#### Data for processing ####

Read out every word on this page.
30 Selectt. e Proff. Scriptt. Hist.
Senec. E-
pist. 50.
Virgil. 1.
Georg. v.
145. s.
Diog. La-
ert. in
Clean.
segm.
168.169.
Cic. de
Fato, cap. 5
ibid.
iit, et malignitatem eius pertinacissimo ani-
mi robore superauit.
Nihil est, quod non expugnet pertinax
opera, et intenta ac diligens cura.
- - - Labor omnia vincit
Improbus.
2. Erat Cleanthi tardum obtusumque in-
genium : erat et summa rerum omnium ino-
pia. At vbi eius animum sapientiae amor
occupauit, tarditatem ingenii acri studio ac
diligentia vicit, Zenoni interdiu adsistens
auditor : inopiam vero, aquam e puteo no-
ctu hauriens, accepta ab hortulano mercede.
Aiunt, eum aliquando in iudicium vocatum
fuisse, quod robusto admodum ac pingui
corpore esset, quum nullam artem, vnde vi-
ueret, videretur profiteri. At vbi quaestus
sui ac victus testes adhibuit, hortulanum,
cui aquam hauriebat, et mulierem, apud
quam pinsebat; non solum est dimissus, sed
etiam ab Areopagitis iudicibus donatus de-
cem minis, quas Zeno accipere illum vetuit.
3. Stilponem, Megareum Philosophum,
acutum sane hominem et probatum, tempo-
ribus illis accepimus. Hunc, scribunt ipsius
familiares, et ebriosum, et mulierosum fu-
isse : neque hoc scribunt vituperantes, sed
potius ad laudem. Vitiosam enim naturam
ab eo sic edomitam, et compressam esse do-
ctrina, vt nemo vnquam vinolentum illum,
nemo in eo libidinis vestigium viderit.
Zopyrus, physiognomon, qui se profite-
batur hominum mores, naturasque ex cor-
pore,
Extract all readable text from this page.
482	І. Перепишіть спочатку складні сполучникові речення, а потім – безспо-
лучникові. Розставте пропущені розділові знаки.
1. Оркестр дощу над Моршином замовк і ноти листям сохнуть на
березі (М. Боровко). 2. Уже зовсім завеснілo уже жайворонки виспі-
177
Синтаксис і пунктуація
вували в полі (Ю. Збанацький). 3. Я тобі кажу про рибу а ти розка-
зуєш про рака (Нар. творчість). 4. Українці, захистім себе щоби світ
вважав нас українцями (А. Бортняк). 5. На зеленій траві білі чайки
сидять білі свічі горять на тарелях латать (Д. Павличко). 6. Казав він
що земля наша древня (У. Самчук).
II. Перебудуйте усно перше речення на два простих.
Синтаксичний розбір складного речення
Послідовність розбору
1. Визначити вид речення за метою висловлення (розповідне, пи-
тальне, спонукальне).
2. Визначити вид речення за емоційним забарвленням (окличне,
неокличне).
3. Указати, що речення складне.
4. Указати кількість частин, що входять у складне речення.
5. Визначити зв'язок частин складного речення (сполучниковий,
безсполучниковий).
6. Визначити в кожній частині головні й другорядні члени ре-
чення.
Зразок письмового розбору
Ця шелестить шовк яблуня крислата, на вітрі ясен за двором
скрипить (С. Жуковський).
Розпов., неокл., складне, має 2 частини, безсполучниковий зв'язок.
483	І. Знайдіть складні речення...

####

Problem details:
Emit the full listing verbatim.

Correct output:
Read out every word on this page.
30 Selectt. e Proff. Scriptt. Hist.
Senec. E-
pist. 50.
Virgil. 1.
Georg. v.
145. s.
Diog. La-
ert. in
Clean.
segm.
168.169.
Cic. de
Fato, cap. 5
ibid.
iit, et malignitatem eius pertinacissimo ani-
mi robore superauit.
Nihil est, quod non expugnet pertinax
opera, et intenta ac diligens cura.
- - - Labor omnia vincit
Improbus.
2. Erat Cleanthi tardum obtusumque in-
genium : erat et summa rerum omnium ino-
pia. At vbi eius animum sapientiae amor
occupauit, tarditatem ingenii acri studio ac
diligentia vicit, Zenoni interdiu adsistens
auditor : inopiam vero, aquam e puteo no-
ctu hauriens, accepta ab hortulano mercede.
Aiunt, eum aliquando in iudicium vocatum
fuisse, quod robusto admodum ac pingui
corpore esset, quum nullam artem, vnde vi-
ueret, videretur profiteri. At vbi quaestus
sui ac victus testes adhibuit, hortulanum,
cui aquam hauriebat, et mulierem, apud
quam pinsebat; non solum est dimissus, sed
etiam ab Areopagitis iudicibus donatus de-
cem minis, quas Zeno accipere illum vetuit.
3. Stilponem, Megareum Philosophum,
acutum sane hominem et probatum, tempo-
ribus illis accepimus. Hunc, scribunt ipsius
familiares, et ebriosum, et mulierosum fu-
isse : neque hoc scribunt vituperantes, sed
potius ad laudem. Vitiosam enim naturam
ab eo sic edomitam, et compressam esse do-
ctrina, vt nemo vnquam vinolentum illum,
nemo in eo libidinis vestigium viderit.
Zopyrus, physiognomon, qui se profite-
batur hominum mores, naturasque ex cor-
pore,
Extract all readable text from this page.
482	І. Перепишіть спочатку складні сполучникові речення, а потім – безспо-
лучникові. Розставте пропущені розділові знаки.
1. Оркестр дощу над Моршином замовк і ноти листям сохнуть на
березі (М. Боровко). 2. Уже зовсім завеснілo уже жайворонки виспі-
177
Синтаксис і пунктуація
вували в полі (Ю. Збанацький). 3. Я тобі кажу про рибу а ти розка-
зуєш про рака (Нар. творчість). 4. Українці, захистім себе щоби світ
вважав нас українцями (А. Бортняк). 5. На зеленій траві білі чайки
сидять білі свічі горять на тарелях латать (Д. Павличко). 6. Казав він
що земля наша древня (У. Самчук).
II. Перебудуйте усно перше речення на два простих.
Синтаксичний розбір складного речення
Послідовність розбору
1. Визначити вид речення за метою висловлення (розповідне, пи-
тальне, спонукальне).
2. Визначити вид речення за емоційним забарвленням (окличне,
неокличне).
3. Указати, що речення складне.
4. Указати кількість частин, що входять у складне речення.
5. Визначити зв'язок частин складного речення (сполучниковий,
безсполучниковий).
6. Визначити в кожній частині головні й другорядні члени ре-
чення.
Зразок письмового розбору
Ця шелестить шовк яблуня крислата, на вітрі ясен за двором
скрипить (С. Жуковський).
Розпов., неокл., складне, має 2 частини, безсполучниковий зв'язок.
483	І. Знайдіть складні речення...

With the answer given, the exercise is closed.